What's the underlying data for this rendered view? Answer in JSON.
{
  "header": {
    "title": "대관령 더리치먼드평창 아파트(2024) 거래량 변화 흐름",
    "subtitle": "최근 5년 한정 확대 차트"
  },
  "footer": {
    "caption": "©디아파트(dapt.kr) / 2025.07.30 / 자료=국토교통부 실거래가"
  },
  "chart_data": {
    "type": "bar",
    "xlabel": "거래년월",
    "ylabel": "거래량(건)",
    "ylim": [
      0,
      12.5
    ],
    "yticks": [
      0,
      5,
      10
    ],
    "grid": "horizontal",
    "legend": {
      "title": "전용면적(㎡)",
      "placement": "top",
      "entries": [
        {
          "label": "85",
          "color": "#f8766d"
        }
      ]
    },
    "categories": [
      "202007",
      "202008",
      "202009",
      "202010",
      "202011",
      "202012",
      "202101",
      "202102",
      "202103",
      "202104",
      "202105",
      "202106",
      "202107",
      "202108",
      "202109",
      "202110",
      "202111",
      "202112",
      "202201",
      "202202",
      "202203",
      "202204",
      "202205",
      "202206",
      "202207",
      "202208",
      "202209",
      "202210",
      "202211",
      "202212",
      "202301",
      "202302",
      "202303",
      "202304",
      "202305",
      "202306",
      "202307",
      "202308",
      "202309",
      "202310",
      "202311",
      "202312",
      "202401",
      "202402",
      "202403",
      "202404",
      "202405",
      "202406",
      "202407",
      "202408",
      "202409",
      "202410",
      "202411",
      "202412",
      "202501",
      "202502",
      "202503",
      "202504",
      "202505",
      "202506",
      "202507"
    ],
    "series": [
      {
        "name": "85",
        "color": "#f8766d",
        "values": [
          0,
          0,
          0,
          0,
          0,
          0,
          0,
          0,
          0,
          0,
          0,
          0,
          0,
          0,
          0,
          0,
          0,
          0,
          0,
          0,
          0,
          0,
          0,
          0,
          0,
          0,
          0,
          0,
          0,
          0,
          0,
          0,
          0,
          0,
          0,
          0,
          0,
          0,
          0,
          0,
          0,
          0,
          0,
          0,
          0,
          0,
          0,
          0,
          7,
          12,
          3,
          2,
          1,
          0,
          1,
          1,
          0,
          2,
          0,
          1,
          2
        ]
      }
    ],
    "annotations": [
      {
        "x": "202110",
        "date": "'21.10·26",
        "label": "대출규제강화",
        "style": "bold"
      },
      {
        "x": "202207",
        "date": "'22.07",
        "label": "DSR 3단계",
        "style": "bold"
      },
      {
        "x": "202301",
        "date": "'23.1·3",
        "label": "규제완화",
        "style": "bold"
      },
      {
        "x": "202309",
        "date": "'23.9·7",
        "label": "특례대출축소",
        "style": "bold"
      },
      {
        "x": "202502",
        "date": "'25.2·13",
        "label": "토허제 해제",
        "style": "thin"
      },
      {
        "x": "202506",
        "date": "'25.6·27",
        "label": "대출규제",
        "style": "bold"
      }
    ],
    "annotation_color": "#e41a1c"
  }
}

· · · ·

▶ **AIM OF THE EXERCISE**: Give back the whole listing exactly as it reads.

▶ **SOLUTION FOR THIS TASK**:
What's the underlying data for this rendered view? Answer in JSON.
{
  "header": {
    "title": "대관령 더리치먼드평창 아파트(2024) 거래량 변화 흐름",
    "subtitle": "최근 5년 한정 확대 차트"
  },
  "footer": {
    "caption": "©디아파트(dapt.kr) / 2025.07.30 / 자료=국토교통부 실거래가"
  },
  "chart_data": {
    "type": "bar",
    "xlabel": "거래년월",
    "ylabel": "거래량(건)",
    "ylim": [
      0,
      12.5
    ],
    "yticks": [
      0,
      5,
      10
    ],
    "grid": "horizontal",
    "legend": {
      "title": "전용면적(㎡)",
      "placement": "top",
      "entries": [
        {
          "label": "85",
          "color": "#f8766d"
        }
      ]
    },
    "categories": [
      "202007",
      "202008",
      "202009",
      "202010",
      "202011",
      "202012",
      "202101",
      "202102",
      "202103",
      "202104",
      "202105",
      "202106",
      "202107",
      "202108",
      "202109",
      "202110",
      "202111",
      "202112",
      "202201",
      "202202",
      "202203",
      "202204",
      "202205",
      "202206",
      "202207",
      "202208",
      "202209",
      "202210",
      "202211",
      "202212",
      "202301",
      "202302",
      "202303",
      "202304",
      "202305",
      "202306",
      "202307",
      "202308",
      "202309",
      "202310",
      "202311",
      "202312",
      "202401",
      "202402",
      "202403",
      "202404",
      "202405",
      "202406",
      "202407",
      "202408",
      "202409",
      "202410",
      "202411",
      "202412",
      "202501",
      "202502",
      "202503",
      "202504",
      "202505",
      "202506",
      "202507"
    ],
    "series": [
      {
        "name": "85",
        "color": "#f8766d",
        "values": [
          0,
          0,
          0,
          0,
          0,
          0,
          0,
          0,
          0,
          0,
          0,
          0,
          0,
          0,
          0,
          0,
          0,
          0,
          0,
          0,
          0,
          0,
          0,
          0,
          0,
          0,
          0,
          0,
          0,
          0,
          0,
          0,
          0,
          0,
          0,
          0,
          0,
          0,
          0,
          0,
          0,
          0,
          0,
          0,
          0,
          0,
          0,
          0,
          7,
          12,
          3,
          2,
          1,
          0,
          1,
          1,
          0,
          2,
          0,
          1,
          2
        ]
      }
    ],
    "annotations": [
      {
        "x": "202110",
        "date": "'21.10·26",
        "label": "대출규제강화",
        "style": "bold"
      },
      {
        "x": "202207",
        "date": "'22.07",
        "label": "DSR 3단계",
        "style": "bold"
      },
      {
        "x": "202301",
        "date": "'23.1·3",
        "label": "규제완화",
        "style": "bold"
      },
      {
        "x": "202309",
        "date": "'23.9·7",
        "label": "특례대출축소",
        "style": "bold"
      },
      {
        "x": "202502",
        "date": "'25.2·13",
        "label": "토허제 해제",
        "style": "thin"
      },
      {
        "x": "202506",
        "date": "'25.6·27",
        "label": "대출규제",
        "style": "bold"
      }
    ],
    "annotation_color": "#e41a1c"
  }
}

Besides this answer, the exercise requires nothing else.